Given task: Omit images. Retype all entries verbatim.

Records contained in a dataset:
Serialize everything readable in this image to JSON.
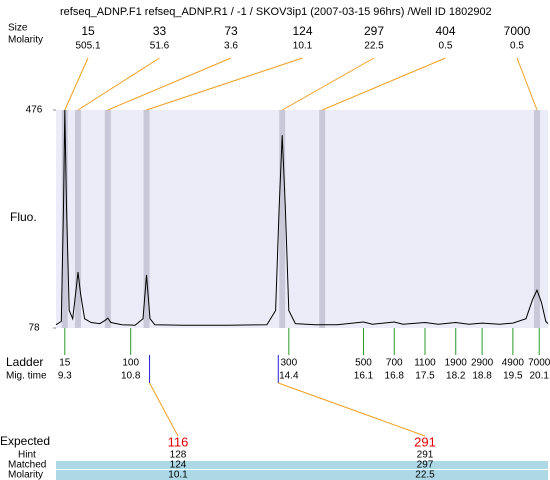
{
  "chart_data": {
    "type": "line",
    "title": "refseq_ADNP.F1  refseq_ADNP.R1  / -1  / SKOV3ip1 (2007-03-15 96hrs) /Well ID 1802902",
    "y_label": "Fluo.",
    "ylim": [
      78,
      476
    ],
    "yticks": [
      78,
      476
    ],
    "xlim": [
      9.1,
      20.3
    ],
    "color": "#000000",
    "x": [
      9.1,
      9.22,
      9.27,
      9.3,
      9.34,
      9.4,
      9.48,
      9.56,
      9.6,
      9.66,
      9.75,
      9.9,
      10.1,
      10.22,
      10.28,
      10.35,
      10.6,
      10.9,
      11.08,
      11.16,
      11.24,
      11.35,
      12,
      13,
      13.9,
      14.1,
      14.18,
      14.25,
      14.32,
      14.4,
      14.55,
      15,
      15.5,
      16.1,
      16.3,
      16.8,
      17,
      17.5,
      17.8,
      18.2,
      18.5,
      18.8,
      19.2,
      19.5,
      19.8,
      19.95,
      20.05,
      20.15,
      20.25,
      20.3
    ],
    "values": [
      84,
      90,
      300,
      476,
      300,
      110,
      95,
      150,
      180,
      140,
      95,
      88,
      86,
      92,
      96,
      88,
      84,
      83,
      95,
      175,
      95,
      84,
      83,
      83,
      84,
      110,
      300,
      430,
      300,
      110,
      86,
      84,
      84,
      89,
      85,
      89,
      85,
      88,
      85,
      88,
      85,
      87,
      85,
      87,
      95,
      130,
      147,
      125,
      90,
      86
    ],
    "peaks": {
      "size_label": "Size",
      "molarity_label": "Molarity",
      "sizes": [
        15,
        33,
        73,
        124,
        297,
        404,
        7000
      ],
      "molarity": [
        505.1,
        51.6,
        3.6,
        10.1,
        22.5,
        0.5,
        0.5
      ],
      "times": [
        9.3,
        9.6,
        10.28,
        11.16,
        14.25,
        15.16,
        20.05
      ]
    },
    "ladder": {
      "label": "Ladder",
      "time_label": "Mig. time",
      "sizes": [
        15,
        100,
        300,
        500,
        700,
        1100,
        1900,
        2900,
        4900,
        7000
      ],
      "times": [
        9.3,
        10.8,
        14.4,
        16.1,
        16.8,
        17.5,
        18.2,
        18.8,
        19.5,
        20.1
      ]
    },
    "expected": {
      "label": "Expected",
      "hint_label": "Hint",
      "matched_label": "Matched",
      "molarity_label": "Molarity",
      "sizes": [
        116,
        291
      ],
      "times": [
        11.23,
        14.16
      ],
      "hint": [
        128,
        291
      ],
      "matched": [
        124,
        297
      ],
      "molarity": [
        10.1,
        22.5
      ]
    }
  }
}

Final result:
Serialize everything readable in this image to JSON.
{
  "chart_data": {
    "type": "line",
    "title": "refseq_ADNP.F1  refseq_ADNP.R1  / -1  / SKOV3ip1 (2007-03-15 96hrs) /Well ID 1802902",
    "y_label": "Fluo.",
    "ylim": [
      78,
      476
    ],
    "yticks": [
      78,
      476
    ],
    "xlim": [
      9.1,
      20.3
    ],
    "color": "#000000",
    "x": [
      9.1,
      9.22,
      9.27,
      9.3,
      9.34,
      9.4,
      9.48,
      9.56,
      9.6,
      9.66,
      9.75,
      9.9,
      10.1,
      10.22,
      10.28,
      10.35,
      10.6,
      10.9,
      11.08,
      11.16,
      11.24,
      11.35,
      12,
      13,
      13.9,
      14.1,
      14.18,
      14.25,
      14.32,
      14.4,
      14.55,
      15,
      15.5,
      16.1,
      16.3,
      16.8,
      17,
      17.5,
      17.8,
      18.2,
      18.5,
      18.8,
      19.2,
      19.5,
      19.8,
      19.95,
      20.05,
      20.15,
      20.25,
      20.3
    ],
    "values": [
      84,
      90,
      300,
      476,
      300,
      110,
      95,
      150,
      180,
      140,
      95,
      88,
      86,
      92,
      96,
      88,
      84,
      83,
      95,
      175,
      95,
      84,
      83,
      83,
      84,
      110,
      300,
      430,
      300,
      110,
      86,
      84,
      84,
      89,
      85,
      89,
      85,
      88,
      85,
      88,
      85,
      87,
      85,
      87,
      95,
      130,
      147,
      125,
      90,
      86
    ],
    "peaks": {
      "size_label": "Size",
      "molarity_label": "Molarity",
      "sizes": [
        15,
        33,
        73,
        124,
        297,
        404,
        7000
      ],
      "molarity": [
        505.1,
        51.6,
        3.6,
        10.1,
        22.5,
        0.5,
        0.5
      ],
      "times": [
        9.3,
        9.6,
        10.28,
        11.16,
        14.25,
        15.16,
        20.05
      ]
    },
    "ladder": {
      "label": "Ladder",
      "time_label": "Mig. time",
      "sizes": [
        15,
        100,
        300,
        500,
        700,
        1100,
        1900,
        2900,
        4900,
        7000
      ],
      "times": [
        9.3,
        10.8,
        14.4,
        16.1,
        16.8,
        17.5,
        18.2,
        18.8,
        19.5,
        20.1
      ]
    },
    "expected": {
      "label": "Expected",
      "hint_label": "Hint",
      "matched_label": "Matched",
      "molarity_label": "Molarity",
      "sizes": [
        116,
        291
      ],
      "times": [
        11.23,
        14.16
      ],
      "hint": [
        128,
        291
      ],
      "matched": [
        124,
        297
      ],
      "molarity": [
        10.1,
        22.5
      ]
    }
  }
}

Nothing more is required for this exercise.